:: Work to complete ::
Copy the lines that follow, keeping every character the same.

:: Data in this exercise

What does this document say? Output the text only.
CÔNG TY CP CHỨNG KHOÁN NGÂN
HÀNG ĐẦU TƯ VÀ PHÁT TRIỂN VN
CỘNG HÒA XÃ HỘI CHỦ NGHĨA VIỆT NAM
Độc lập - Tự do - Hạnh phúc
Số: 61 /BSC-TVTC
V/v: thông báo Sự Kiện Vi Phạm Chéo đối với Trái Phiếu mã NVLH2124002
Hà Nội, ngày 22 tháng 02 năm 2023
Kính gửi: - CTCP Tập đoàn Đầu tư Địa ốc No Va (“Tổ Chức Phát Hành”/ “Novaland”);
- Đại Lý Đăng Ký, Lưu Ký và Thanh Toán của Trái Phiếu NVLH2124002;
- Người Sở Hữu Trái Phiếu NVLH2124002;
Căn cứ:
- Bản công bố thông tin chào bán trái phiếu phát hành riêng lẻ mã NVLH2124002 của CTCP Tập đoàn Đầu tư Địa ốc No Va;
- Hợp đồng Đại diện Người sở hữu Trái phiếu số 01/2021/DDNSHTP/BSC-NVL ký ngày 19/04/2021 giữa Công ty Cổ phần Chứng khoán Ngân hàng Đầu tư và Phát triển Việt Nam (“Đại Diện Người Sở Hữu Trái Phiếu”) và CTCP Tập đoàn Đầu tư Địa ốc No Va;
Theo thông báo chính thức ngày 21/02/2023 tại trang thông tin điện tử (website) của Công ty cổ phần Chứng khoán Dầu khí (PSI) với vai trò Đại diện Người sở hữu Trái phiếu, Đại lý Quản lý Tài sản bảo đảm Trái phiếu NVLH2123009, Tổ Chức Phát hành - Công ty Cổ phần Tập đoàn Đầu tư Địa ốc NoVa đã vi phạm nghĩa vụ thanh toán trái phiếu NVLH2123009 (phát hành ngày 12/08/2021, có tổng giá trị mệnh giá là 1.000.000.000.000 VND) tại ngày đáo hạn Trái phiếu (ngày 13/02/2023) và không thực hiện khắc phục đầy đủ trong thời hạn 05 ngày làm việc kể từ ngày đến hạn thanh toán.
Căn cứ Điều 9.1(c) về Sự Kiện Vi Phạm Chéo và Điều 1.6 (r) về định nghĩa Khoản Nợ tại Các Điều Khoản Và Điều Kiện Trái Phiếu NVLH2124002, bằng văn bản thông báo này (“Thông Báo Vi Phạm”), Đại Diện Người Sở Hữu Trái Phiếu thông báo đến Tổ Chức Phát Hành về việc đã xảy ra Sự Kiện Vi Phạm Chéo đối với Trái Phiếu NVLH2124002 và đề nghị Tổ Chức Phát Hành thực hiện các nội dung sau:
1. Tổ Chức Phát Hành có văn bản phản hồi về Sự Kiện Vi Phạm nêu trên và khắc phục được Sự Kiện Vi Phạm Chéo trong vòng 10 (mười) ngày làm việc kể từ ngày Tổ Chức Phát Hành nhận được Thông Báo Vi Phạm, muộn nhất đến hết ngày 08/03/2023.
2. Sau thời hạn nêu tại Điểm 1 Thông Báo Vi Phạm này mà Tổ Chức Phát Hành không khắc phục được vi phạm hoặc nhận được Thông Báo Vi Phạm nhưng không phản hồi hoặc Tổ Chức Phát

::::

:: Solution for this problem ::
What does this document say? Output the text only.
CÔNG TY CP CHỨNG KHOÁN NGÂN
HÀNG ĐẦU TƯ VÀ PHÁT TRIỂN VN
CỘNG HÒA XÃ HỘI CHỦ NGHĨA VIỆT NAM
Độc lập - Tự do - Hạnh phúc
Số: 61 /BSC-TVTC
V/v: thông báo Sự Kiện Vi Phạm Chéo đối với Trái Phiếu mã NVLH2124002
Hà Nội, ngày 22 tháng 02 năm 2023
Kính gửi: - CTCP Tập đoàn Đầu tư Địa ốc No Va (“Tổ Chức Phát Hành”/ “Novaland”);
- Đại Lý Đăng Ký, Lưu Ký và Thanh Toán của Trái Phiếu NVLH2124002;
- Người Sở Hữu Trái Phiếu NVLH2124002;
Căn cứ:
- Bản công bố thông tin chào bán trái phiếu phát hành riêng lẻ mã NVLH2124002 của CTCP Tập đoàn Đầu tư Địa ốc No Va;
- Hợp đồng Đại diện Người sở hữu Trái phiếu số 01/2021/DDNSHTP/BSC-NVL ký ngày 19/04/2021 giữa Công ty Cổ phần Chứng khoán Ngân hàng Đầu tư và Phát triển Việt Nam (“Đại Diện Người Sở Hữu Trái Phiếu”) và CTCP Tập đoàn Đầu tư Địa ốc No Va;
Theo thông báo chính thức ngày 21/02/2023 tại trang thông tin điện tử (website) của Công ty cổ phần Chứng khoán Dầu khí (PSI) với vai trò Đại diện Người sở hữu Trái phiếu, Đại lý Quản lý Tài sản bảo đảm Trái phiếu NVLH2123009, Tổ Chức Phát hành - Công ty Cổ phần Tập đoàn Đầu tư Địa ốc NoVa đã vi phạm nghĩa vụ thanh toán trái phiếu NVLH2123009 (phát hành ngày 12/08/2021, có tổng giá trị mệnh giá là 1.000.000.000.000 VND) tại ngày đáo hạn Trái phiếu (ngày 13/02/2023) và không thực hiện khắc phục đầy đủ trong thời hạn 05 ngày làm việc kể từ ngày đến hạn thanh toán.
Căn cứ Điều 9.1(c) về Sự Kiện Vi Phạm Chéo và Điều 1.6 (r) về định nghĩa Khoản Nợ tại Các Điều Khoản Và Điều Kiện Trái Phiếu NVLH2124002, bằng văn bản thông báo này (“Thông Báo Vi Phạm”), Đại Diện Người Sở Hữu Trái Phiếu thông báo đến Tổ Chức Phát Hành về việc đã xảy ra Sự Kiện Vi Phạm Chéo đối với Trái Phiếu NVLH2124002 và đề nghị Tổ Chức Phát Hành thực hiện các nội dung sau:
1. Tổ Chức Phát Hành có văn bản phản hồi về Sự Kiện Vi Phạm nêu trên và khắc phục được Sự Kiện Vi Phạm Chéo trong vòng 10 (mười) ngày làm việc kể từ ngày Tổ Chức Phát Hành nhận được Thông Báo Vi Phạm, muộn nhất đến hết ngày 08/03/2023.
2. Sau thời hạn nêu tại Điểm 1 Thông Báo Vi Phạm này mà Tổ Chức Phát Hành không khắc phục được vi phạm hoặc nhận được Thông Báo Vi Phạm nhưng không phản hồi hoặc Tổ Chức Phát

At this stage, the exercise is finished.